▸ **OBJECTIVE**:
Rewrite as a numbered list, skipping blank lines, the records starting at the line containing "card-label: 省排名: [80, 592, 129, 611]" and ending at the line containing "grade-2: 高二: [232, 240, 296, 264]".
************
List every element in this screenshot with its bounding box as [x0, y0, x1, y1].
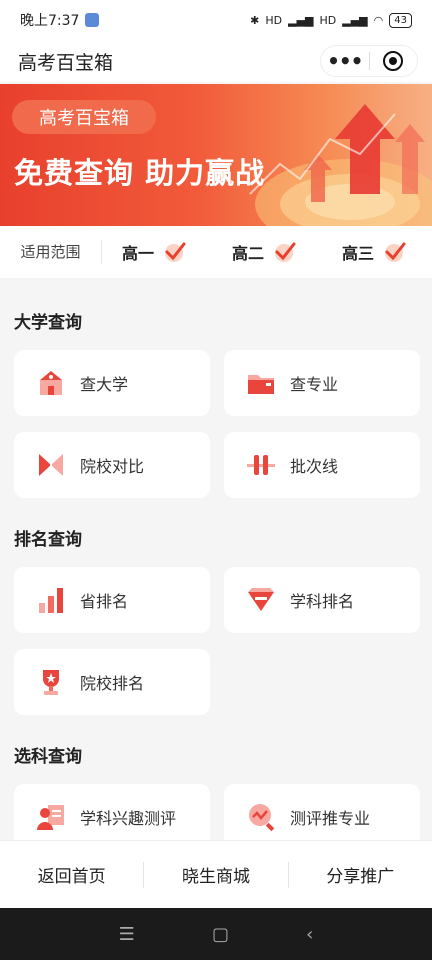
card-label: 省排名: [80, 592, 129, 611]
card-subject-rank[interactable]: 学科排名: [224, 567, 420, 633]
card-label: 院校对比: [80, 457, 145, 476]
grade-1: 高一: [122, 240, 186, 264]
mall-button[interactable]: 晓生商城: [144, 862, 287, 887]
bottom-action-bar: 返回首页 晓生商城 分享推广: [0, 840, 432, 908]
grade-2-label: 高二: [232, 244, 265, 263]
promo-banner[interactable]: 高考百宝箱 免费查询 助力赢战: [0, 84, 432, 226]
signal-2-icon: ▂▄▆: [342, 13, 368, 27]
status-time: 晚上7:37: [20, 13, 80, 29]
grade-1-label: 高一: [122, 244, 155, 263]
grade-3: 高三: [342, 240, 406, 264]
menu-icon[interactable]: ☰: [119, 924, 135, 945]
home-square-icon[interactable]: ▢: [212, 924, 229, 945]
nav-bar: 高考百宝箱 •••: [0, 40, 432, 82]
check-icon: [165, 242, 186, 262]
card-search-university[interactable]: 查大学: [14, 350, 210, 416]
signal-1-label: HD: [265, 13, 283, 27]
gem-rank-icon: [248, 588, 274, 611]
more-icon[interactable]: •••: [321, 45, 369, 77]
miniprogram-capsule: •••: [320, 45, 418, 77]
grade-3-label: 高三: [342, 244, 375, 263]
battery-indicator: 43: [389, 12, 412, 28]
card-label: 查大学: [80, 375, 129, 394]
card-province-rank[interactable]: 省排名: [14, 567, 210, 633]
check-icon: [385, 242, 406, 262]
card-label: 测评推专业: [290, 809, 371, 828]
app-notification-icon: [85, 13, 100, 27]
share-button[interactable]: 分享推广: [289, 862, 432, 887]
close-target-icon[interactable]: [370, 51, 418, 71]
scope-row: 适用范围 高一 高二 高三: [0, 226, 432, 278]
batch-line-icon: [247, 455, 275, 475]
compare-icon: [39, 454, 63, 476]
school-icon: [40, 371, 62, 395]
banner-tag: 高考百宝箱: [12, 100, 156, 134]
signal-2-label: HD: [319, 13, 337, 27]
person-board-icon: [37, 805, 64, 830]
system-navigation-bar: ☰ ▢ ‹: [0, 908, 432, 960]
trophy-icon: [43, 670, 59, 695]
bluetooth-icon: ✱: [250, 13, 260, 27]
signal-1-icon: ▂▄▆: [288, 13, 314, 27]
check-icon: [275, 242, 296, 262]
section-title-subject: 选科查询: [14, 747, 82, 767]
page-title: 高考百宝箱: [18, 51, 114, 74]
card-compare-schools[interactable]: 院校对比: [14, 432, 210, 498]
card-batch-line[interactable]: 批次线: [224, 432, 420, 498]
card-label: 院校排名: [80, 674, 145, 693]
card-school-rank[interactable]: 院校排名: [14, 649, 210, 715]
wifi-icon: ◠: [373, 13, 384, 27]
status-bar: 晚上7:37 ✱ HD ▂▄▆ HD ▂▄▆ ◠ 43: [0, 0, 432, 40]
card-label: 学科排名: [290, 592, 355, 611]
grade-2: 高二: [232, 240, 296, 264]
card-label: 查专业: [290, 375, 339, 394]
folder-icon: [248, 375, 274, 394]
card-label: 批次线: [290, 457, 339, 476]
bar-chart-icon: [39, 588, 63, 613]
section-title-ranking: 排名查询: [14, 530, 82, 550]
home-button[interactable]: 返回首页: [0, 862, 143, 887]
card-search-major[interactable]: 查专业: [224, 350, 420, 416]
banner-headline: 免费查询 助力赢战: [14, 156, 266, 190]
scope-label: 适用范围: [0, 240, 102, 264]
************
▸ **THE RESULT**:
1. card-label: 省排名: [80, 592, 129, 611]
2. card-subject-rank[interactable]: 学科排名: [224, 567, 420, 633]
3. card-label: 院校对比: [80, 457, 145, 476]
4. grade-1: 高一: [122, 240, 186, 264]
5. mall-button[interactable]: 晓生商城: [144, 862, 287, 887]
6. bottom-action-bar: 返回首页 晓生商城 分享推广: [0, 840, 432, 908]
7. grade-2-label: 高二: [232, 244, 265, 263]
8. promo-banner[interactable]: 高考百宝箱 免费查询 助力赢战: [0, 84, 432, 226]
9. signal-2-icon: ▂▄▆: [342, 13, 368, 27]
10. status-time: 晚上7:37: [20, 13, 80, 29]
11. grade-1-label: 高一: [122, 244, 155, 263]
12. grade-3: 高三: [342, 240, 406, 264]
13. menu-icon[interactable]: ☰: [119, 924, 135, 945]
14. home-square-icon[interactable]: ▢: [212, 924, 229, 945]
15. nav-bar: 高考百宝箱 •••: [0, 40, 432, 82]
16. check-icon: [165, 242, 186, 262]
17. card-search-university[interactable]: 查大学: [14, 350, 210, 416]
18. signal-1-label: HD: [265, 13, 283, 27]
19. gem-rank-icon: [248, 588, 274, 611]
20. more-icon[interactable]: •••: [321, 45, 369, 77]
21. miniprogram-capsule: •••: [320, 45, 418, 77]
22. grade-3-label: 高三: [342, 244, 375, 263]
23. battery-indicator: 43: [389, 12, 412, 28]
24. card-label: 查大学: [80, 375, 129, 394]
25. card-province-rank[interactable]: 省排名: [14, 567, 210, 633]
26. check-icon: [385, 242, 406, 262]
27. card-label: 测评推专业: [290, 809, 371, 828]
28. app-notification-icon: [85, 13, 100, 27]
29. share-button[interactable]: 分享推广: [289, 862, 432, 887]
30. close-target-icon[interactable]: [370, 51, 418, 71]
31. scope-row: 适用范围 高一 高二 高三: [0, 226, 432, 278]
32. batch-line-icon: [247, 455, 275, 475]
33. compare-icon: [39, 454, 63, 476]
34. school-icon: [40, 371, 62, 395]
35. banner-tag: 高考百宝箱: [12, 100, 156, 134]
36. signal-2-label: HD: [319, 13, 337, 27]
37. person-board-icon: [37, 805, 64, 830]
38. system-navigation-bar: ☰ ▢ ‹: [0, 908, 432, 960]
39. trophy-icon: [43, 670, 59, 695]
40. bluetooth-icon: ✱: [250, 13, 260, 27]
41. signal-1-icon: ▂▄▆: [288, 13, 314, 27]
42. check-icon: [275, 242, 296, 262]
43. section-title-subject: 选科查询: [14, 747, 82, 767]
44. page-title: 高考百宝箱: [18, 51, 114, 74]
45. card-compare-schools[interactable]: 院校对比: [14, 432, 210, 498]
46. card-batch-line[interactable]: 批次线: [224, 432, 420, 498]
47. card-label: 院校排名: [80, 674, 145, 693]
48. card-school-rank[interactable]: 院校排名: [14, 649, 210, 715]
49. wifi-icon: ◠: [373, 13, 384, 27]
50. status-bar: 晚上7:37 ✱ HD ▂▄▆ HD ▂▄▆ ◠ 43: [0, 0, 432, 40]
51. card-label: 学科排名: [290, 592, 355, 611]
52. grade-2: 高二: [232, 240, 296, 264]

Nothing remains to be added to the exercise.